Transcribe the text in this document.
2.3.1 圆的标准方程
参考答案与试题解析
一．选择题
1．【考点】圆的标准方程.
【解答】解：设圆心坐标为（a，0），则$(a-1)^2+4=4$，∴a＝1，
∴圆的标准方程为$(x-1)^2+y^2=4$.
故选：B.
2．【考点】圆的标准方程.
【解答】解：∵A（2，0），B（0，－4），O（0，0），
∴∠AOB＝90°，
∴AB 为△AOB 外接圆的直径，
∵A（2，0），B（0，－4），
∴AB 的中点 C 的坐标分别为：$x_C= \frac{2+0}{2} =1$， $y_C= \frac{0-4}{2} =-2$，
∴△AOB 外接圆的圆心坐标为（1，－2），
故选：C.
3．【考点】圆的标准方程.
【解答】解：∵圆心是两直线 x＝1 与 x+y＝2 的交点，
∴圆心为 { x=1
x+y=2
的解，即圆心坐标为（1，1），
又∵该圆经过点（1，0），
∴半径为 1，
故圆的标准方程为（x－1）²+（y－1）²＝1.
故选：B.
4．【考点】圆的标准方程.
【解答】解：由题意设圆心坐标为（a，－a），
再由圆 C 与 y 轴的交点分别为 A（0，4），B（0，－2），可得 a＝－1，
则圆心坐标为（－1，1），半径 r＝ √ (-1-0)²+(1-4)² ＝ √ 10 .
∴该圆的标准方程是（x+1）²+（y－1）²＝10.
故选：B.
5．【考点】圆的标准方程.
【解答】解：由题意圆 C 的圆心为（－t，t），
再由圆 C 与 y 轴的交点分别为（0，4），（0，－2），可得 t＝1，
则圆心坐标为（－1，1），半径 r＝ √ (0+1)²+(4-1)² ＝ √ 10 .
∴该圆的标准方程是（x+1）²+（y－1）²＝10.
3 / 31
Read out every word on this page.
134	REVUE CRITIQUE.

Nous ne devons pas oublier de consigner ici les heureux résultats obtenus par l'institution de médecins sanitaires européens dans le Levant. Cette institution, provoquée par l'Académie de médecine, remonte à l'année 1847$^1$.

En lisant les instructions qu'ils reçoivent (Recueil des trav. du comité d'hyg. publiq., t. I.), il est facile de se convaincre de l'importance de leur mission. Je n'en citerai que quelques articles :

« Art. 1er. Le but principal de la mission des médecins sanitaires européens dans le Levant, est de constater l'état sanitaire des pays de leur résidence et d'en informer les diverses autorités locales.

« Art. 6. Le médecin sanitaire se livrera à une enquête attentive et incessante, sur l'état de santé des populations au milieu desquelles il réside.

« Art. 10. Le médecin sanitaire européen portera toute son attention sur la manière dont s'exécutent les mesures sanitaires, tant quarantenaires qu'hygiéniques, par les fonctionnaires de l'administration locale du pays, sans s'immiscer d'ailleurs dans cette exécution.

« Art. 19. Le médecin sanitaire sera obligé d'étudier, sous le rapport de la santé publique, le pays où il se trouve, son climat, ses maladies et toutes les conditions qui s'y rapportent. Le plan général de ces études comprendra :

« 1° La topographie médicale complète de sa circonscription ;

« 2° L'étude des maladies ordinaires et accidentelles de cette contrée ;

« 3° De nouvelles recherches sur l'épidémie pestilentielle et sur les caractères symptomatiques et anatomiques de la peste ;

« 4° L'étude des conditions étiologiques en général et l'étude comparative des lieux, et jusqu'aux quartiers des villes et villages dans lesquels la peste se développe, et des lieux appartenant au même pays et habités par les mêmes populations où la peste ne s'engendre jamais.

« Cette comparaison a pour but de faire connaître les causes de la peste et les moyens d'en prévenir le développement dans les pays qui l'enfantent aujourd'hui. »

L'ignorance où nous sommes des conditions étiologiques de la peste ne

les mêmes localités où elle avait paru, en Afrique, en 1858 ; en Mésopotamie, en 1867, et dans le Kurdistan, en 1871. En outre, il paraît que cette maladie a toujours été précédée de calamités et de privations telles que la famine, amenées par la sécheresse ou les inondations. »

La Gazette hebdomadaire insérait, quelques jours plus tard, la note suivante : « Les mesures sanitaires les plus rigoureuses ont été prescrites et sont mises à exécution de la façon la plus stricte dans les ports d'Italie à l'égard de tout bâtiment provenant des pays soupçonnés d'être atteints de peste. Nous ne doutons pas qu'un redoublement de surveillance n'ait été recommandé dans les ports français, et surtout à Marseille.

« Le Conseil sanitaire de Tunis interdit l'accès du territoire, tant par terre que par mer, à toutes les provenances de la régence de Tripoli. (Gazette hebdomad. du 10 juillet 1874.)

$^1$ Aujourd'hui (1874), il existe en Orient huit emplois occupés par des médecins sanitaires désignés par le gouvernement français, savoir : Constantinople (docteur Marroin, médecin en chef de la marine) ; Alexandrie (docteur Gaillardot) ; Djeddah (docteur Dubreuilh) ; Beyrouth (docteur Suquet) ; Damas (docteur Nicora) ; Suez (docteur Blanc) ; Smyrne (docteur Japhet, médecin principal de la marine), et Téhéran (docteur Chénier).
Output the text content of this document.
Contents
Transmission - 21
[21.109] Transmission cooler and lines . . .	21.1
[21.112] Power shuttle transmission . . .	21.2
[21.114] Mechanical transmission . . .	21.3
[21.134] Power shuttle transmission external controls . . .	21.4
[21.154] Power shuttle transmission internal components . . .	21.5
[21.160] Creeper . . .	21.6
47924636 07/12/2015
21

_TASK PROMPT:_ Every entry above should be retyped exactly as shown.

_EXPECTED ANSWER:_
Transcribe the text in this document.
2.3.1 圆的标准方程
参考答案与试题解析
一．选择题
1．【考点】圆的标准方程.
【解答】解：设圆心坐标为（a，0），则$(a-1)^2+4=4$，∴a＝1，
∴圆的标准方程为$(x-1)^2+y^2=4$.
故选：B.
2．【考点】圆的标准方程.
【解答】解：∵A（2，0），B（0，－4），O（0，0），
∴∠AOB＝90°，
∴AB 为△AOB 外接圆的直径，
∵A（2，0），B（0，－4），
∴AB 的中点 C 的坐标分别为：$x_C= \frac{2+0}{2} =1$， $y_C= \frac{0-4}{2} =-2$，
∴△AOB 外接圆的圆心坐标为（1，－2），
故选：C.
3．【考点】圆的标准方程.
【解答】解：∵圆心是两直线 x＝1 与 x+y＝2 的交点，
∴圆心为 { x=1
x+y=2
的解，即圆心坐标为（1，1），
又∵该圆经过点（1，0），
∴半径为 1，
故圆的标准方程为（x－1）²+（y－1）²＝1.
故选：B.
4．【考点】圆的标准方程.
【解答】解：由题意设圆心坐标为（a，－a），
再由圆 C 与 y 轴的交点分别为 A（0，4），B（0，－2），可得 a＝－1，
则圆心坐标为（－1，1），半径 r＝ √ (-1-0)²+(1-4)² ＝ √ 10 .
∴该圆的标准方程是（x+1）²+（y－1）²＝10.
故选：B.
5．【考点】圆的标准方程.
【解答】解：由题意圆 C 的圆心为（－t，t），
再由圆 C 与 y 轴的交点分别为（0，4），（0，－2），可得 t＝1，
则圆心坐标为（－1，1），半径 r＝ √ (0+1)²+(4-1)² ＝ √ 10 .
∴该圆的标准方程是（x+1）²+（y－1）²＝10.
3 / 31
Read out every word on this page.
134	REVUE CRITIQUE.

Nous ne devons pas oublier de consigner ici les heureux résultats obtenus par l'institution de médecins sanitaires européens dans le Levant. Cette institution, provoquée par l'Académie de médecine, remonte à l'année 1847$^1$.

En lisant les instructions qu'ils reçoivent (Recueil des trav. du comité d'hyg. publiq., t. I.), il est facile de se convaincre de l'importance de leur mission. Je n'en citerai que quelques articles :

« Art. 1er. Le but principal de la mission des médecins sanitaires européens dans le Levant, est de constater l'état sanitaire des pays de leur résidence et d'en informer les diverses autorités locales.

« Art. 6. Le médecin sanitaire se livrera à une enquête attentive et incessante, sur l'état de santé des populations au milieu desquelles il réside.

« Art. 10. Le médecin sanitaire européen portera toute son attention sur la manière dont s'exécutent les mesures sanitaires, tant quarantenaires qu'hygiéniques, par les fonctionnaires de l'administration locale du pays, sans s'immiscer d'ailleurs dans cette exécution.

« Art. 19. Le médecin sanitaire sera obligé d'étudier, sous le rapport de la santé publique, le pays où il se trouve, son climat, ses maladies et toutes les conditions qui s'y rapportent. Le plan général de ces études comprendra :

« 1° La topographie médicale complète de sa circonscription ;

« 2° L'étude des maladies ordinaires et accidentelles de cette contrée ;

« 3° De nouvelles recherches sur l'épidémie pestilentielle et sur les caractères symptomatiques et anatomiques de la peste ;

« 4° L'étude des conditions étiologiques en général et l'étude comparative des lieux, et jusqu'aux quartiers des villes et villages dans lesquels la peste se développe, et des lieux appartenant au même pays et habités par les mêmes populations où la peste ne s'engendre jamais.

« Cette comparaison a pour but de faire connaître les causes de la peste et les moyens d'en prévenir le développement dans les pays qui l'enfantent aujourd'hui. »

L'ignorance où nous sommes des conditions étiologiques de la peste ne

les mêmes localités où elle avait paru, en Afrique, en 1858 ; en Mésopotamie, en 1867, et dans le Kurdistan, en 1871. En outre, il paraît que cette maladie a toujours été précédée de calamités et de privations telles que la famine, amenées par la sécheresse ou les inondations. »

La Gazette hebdomadaire insérait, quelques jours plus tard, la note suivante : « Les mesures sanitaires les plus rigoureuses ont été prescrites et sont mises à exécution de la façon la plus stricte dans les ports d'Italie à l'égard de tout bâtiment provenant des pays soupçonnés d'être atteints de peste. Nous ne doutons pas qu'un redoublement de surveillance n'ait été recommandé dans les ports français, et surtout à Marseille.

« Le Conseil sanitaire de Tunis interdit l'accès du territoire, tant par terre que par mer, à toutes les provenances de la régence de Tripoli. (Gazette hebdomad. du 10 juillet 1874.)

$^1$ Aujourd'hui (1874), il existe en Orient huit emplois occupés par des médecins sanitaires désignés par le gouvernement français, savoir : Constantinople (docteur Marroin, médecin en chef de la marine) ; Alexandrie (docteur Gaillardot) ; Djeddah (docteur Dubreuilh) ; Beyrouth (docteur Suquet) ; Damas (docteur Nicora) ; Suez (docteur Blanc) ; Smyrne (docteur Japhet, médecin principal de la marine), et Téhéran (docteur Chénier).
Output the text content of this document.
Contents
Transmission - 21
[21.109] Transmission cooler and lines . . .	21.1
[21.112] Power shuttle transmission . . .	21.2
[21.114] Mechanical transmission . . .	21.3
[21.134] Power shuttle transmission external controls . . .	21.4
[21.154] Power shuttle transmission internal components . . .	21.5
[21.160] Creeper . . .	21.6
47924636 07/12/2015
21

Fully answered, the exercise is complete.